What the exercise asks ▸ Extract every line of the material below and reproduce it faithfully.

# start of Provided information

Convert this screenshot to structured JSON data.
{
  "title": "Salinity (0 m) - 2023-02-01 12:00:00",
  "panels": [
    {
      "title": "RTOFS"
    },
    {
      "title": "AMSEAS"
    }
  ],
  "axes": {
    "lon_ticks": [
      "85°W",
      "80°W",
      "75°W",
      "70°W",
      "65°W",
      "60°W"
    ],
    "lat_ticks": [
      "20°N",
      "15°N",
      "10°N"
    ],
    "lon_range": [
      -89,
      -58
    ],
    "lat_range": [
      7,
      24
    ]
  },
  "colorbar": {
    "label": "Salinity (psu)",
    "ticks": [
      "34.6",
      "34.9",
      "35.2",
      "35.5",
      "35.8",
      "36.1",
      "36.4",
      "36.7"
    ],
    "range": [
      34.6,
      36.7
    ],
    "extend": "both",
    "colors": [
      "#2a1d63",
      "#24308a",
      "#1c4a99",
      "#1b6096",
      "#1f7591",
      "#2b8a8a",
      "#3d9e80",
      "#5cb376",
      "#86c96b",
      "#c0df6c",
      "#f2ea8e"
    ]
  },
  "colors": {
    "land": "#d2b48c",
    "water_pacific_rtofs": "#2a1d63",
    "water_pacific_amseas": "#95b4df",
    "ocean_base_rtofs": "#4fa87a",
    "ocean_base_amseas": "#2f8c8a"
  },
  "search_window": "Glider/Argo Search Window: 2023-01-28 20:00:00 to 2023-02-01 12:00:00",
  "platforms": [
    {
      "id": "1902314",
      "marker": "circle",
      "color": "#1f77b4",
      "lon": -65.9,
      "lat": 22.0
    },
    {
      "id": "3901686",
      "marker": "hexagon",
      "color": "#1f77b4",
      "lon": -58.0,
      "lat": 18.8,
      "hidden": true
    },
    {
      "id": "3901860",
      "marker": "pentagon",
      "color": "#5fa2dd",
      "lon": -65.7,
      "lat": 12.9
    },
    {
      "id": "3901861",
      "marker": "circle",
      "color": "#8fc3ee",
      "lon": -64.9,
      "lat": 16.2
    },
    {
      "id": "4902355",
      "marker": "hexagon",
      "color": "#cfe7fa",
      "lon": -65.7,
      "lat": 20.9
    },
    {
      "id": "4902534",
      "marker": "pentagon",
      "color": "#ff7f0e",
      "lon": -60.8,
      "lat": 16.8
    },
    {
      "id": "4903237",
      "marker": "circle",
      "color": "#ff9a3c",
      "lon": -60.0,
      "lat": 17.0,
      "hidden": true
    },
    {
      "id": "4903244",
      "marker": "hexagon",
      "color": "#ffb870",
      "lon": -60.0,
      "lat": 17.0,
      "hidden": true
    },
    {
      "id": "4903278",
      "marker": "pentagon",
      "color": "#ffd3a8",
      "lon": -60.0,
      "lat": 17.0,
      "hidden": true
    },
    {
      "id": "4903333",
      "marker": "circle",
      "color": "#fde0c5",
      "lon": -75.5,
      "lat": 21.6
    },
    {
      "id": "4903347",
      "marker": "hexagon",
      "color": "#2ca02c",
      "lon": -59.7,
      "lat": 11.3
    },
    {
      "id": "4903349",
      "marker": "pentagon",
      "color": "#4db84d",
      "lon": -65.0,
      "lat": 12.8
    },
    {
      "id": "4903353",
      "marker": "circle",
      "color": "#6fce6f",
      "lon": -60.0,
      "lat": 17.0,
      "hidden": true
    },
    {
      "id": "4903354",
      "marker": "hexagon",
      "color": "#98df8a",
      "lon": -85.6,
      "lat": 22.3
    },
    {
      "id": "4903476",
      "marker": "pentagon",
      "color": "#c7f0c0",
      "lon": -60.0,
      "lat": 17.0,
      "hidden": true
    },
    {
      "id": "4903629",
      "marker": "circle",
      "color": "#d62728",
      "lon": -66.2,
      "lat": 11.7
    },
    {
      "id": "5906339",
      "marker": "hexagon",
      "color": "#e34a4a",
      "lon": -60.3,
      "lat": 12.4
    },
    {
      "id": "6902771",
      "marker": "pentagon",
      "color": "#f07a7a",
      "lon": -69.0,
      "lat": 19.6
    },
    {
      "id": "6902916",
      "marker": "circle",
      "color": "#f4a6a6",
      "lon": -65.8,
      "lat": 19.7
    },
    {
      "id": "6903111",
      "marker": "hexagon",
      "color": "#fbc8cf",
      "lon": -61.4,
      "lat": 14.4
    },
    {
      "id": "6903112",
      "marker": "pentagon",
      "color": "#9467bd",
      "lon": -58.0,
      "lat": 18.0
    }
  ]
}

# end of Provided information

The answer ▸
Convert this screenshot to structured JSON data.
{
  "title": "Salinity (0 m) - 2023-02-01 12:00:00",
  "panels": [
    {
      "title": "RTOFS"
    },
    {
      "title": "AMSEAS"
    }
  ],
  "axes": {
    "lon_ticks": [
      "85°W",
      "80°W",
      "75°W",
      "70°W",
      "65°W",
      "60°W"
    ],
    "lat_ticks": [
      "20°N",
      "15°N",
      "10°N"
    ],
    "lon_range": [
      -89,
      -58
    ],
    "lat_range": [
      7,
      24
    ]
  },
  "colorbar": {
    "label": "Salinity (psu)",
    "ticks": [
      "34.6",
      "34.9",
      "35.2",
      "35.5",
      "35.8",
      "36.1",
      "36.4",
      "36.7"
    ],
    "range": [
      34.6,
      36.7
    ],
    "extend": "both",
    "colors": [
      "#2a1d63",
      "#24308a",
      "#1c4a99",
      "#1b6096",
      "#1f7591",
      "#2b8a8a",
      "#3d9e80",
      "#5cb376",
      "#86c96b",
      "#c0df6c",
      "#f2ea8e"
    ]
  },
  "colors": {
    "land": "#d2b48c",
    "water_pacific_rtofs": "#2a1d63",
    "water_pacific_amseas": "#95b4df",
    "ocean_base_rtofs": "#4fa87a",
    "ocean_base_amseas": "#2f8c8a"
  },
  "search_window": "Glider/Argo Search Window: 2023-01-28 20:00:00 to 2023-02-01 12:00:00",
  "platforms": [
    {
      "id": "1902314",
      "marker": "circle",
      "color": "#1f77b4",
      "lon": -65.9,
      "lat": 22.0
    },
    {
      "id": "3901686",
      "marker": "hexagon",
      "color": "#1f77b4",
      "lon": -58.0,
      "lat": 18.8,
      "hidden": true
    },
    {
      "id": "3901860",
      "marker": "pentagon",
      "color": "#5fa2dd",
      "lon": -65.7,
      "lat": 12.9
    },
    {
      "id": "3901861",
      "marker": "circle",
      "color": "#8fc3ee",
      "lon": -64.9,
      "lat": 16.2
    },
    {
      "id": "4902355",
      "marker": "hexagon",
      "color": "#cfe7fa",
      "lon": -65.7,
      "lat": 20.9
    },
    {
      "id": "4902534",
      "marker": "pentagon",
      "color": "#ff7f0e",
      "lon": -60.8,
      "lat": 16.8
    },
    {
      "id": "4903237",
      "marker": "circle",
      "color": "#ff9a3c",
      "lon": -60.0,
      "lat": 17.0,
      "hidden": true
    },
    {
      "id": "4903244",
      "marker": "hexagon",
      "color": "#ffb870",
      "lon": -60.0,
      "lat": 17.0,
      "hidden": true
    },
    {
      "id": "4903278",
      "marker": "pentagon",
      "color": "#ffd3a8",
      "lon": -60.0,
      "lat": 17.0,
      "hidden": true
    },
    {
      "id": "4903333",
      "marker": "circle",
      "color": "#fde0c5",
      "lon": -75.5,
      "lat": 21.6
    },
    {
      "id": "4903347",
      "marker": "hexagon",
      "color": "#2ca02c",
      "lon": -59.7,
      "lat": 11.3
    },
    {
      "id": "4903349",
      "marker": "pentagon",
      "color": "#4db84d",
      "lon": -65.0,
      "lat": 12.8
    },
    {
      "id": "4903353",
      "marker": "circle",
      "color": "#6fce6f",
      "lon": -60.0,
      "lat": 17.0,
      "hidden": true
    },
    {
      "id": "4903354",
      "marker": "hexagon",
      "color": "#98df8a",
      "lon": -85.6,
      "lat": 22.3
    },
    {
      "id": "4903476",
      "marker": "pentagon",
      "color": "#c7f0c0",
      "lon": -60.0,
      "lat": 17.0,
      "hidden": true
    },
    {
      "id": "4903629",
      "marker": "circle",
      "color": "#d62728",
      "lon": -66.2,
      "lat": 11.7
    },
    {
      "id": "5906339",
      "marker": "hexagon",
      "color": "#e34a4a",
      "lon": -60.3,
      "lat": 12.4
    },
    {
      "id": "6902771",
      "marker": "pentagon",
      "color": "#f07a7a",
      "lon": -69.0,
      "lat": 19.6
    },
    {
      "id": "6902916",
      "marker": "circle",
      "color": "#f4a6a6",
      "lon": -65.8,
      "lat": 19.7
    },
    {
      "id": "6903111",
      "marker": "hexagon",
      "color": "#fbc8cf",
      "lon": -61.4,
      "lat": 14.4
    },
    {
      "id": "6903112",
      "marker": "pentagon",
      "color": "#9467bd",
      "lon": -58.0,
      "lat": 18.0
    }
  ]
}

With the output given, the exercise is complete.